> **Task directions**: Return only those lines of the listing that hold the word "pairs".

> **Working data**:
--- START ---
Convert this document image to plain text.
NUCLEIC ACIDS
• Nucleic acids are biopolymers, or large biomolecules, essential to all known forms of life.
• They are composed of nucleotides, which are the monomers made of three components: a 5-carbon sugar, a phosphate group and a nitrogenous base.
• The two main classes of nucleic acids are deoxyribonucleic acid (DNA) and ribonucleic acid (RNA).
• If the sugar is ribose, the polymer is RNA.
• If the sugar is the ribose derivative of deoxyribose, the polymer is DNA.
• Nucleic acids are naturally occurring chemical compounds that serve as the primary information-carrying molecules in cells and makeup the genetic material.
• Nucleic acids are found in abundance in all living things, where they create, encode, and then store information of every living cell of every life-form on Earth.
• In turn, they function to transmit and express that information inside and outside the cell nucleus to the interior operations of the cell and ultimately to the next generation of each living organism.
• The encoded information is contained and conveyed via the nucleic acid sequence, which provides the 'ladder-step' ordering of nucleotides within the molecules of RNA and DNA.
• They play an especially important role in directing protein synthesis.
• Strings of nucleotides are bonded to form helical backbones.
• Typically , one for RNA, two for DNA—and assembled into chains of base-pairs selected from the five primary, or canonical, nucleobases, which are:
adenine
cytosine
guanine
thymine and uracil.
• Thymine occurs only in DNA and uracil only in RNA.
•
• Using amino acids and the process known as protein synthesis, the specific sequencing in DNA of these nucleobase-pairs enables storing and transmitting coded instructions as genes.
--- END ---
> **Solution to this problem**:
• Typically , one for RNA, two for DNA—and assembled into chains of base-pairs selected from the five primary, or canonical, nucleobases, which are:
• Using amino acids and the process known as protein synthesis, the specific sequencing in DNA of these nucleobase-pairs enables storing and transmitting coded instructions as genes.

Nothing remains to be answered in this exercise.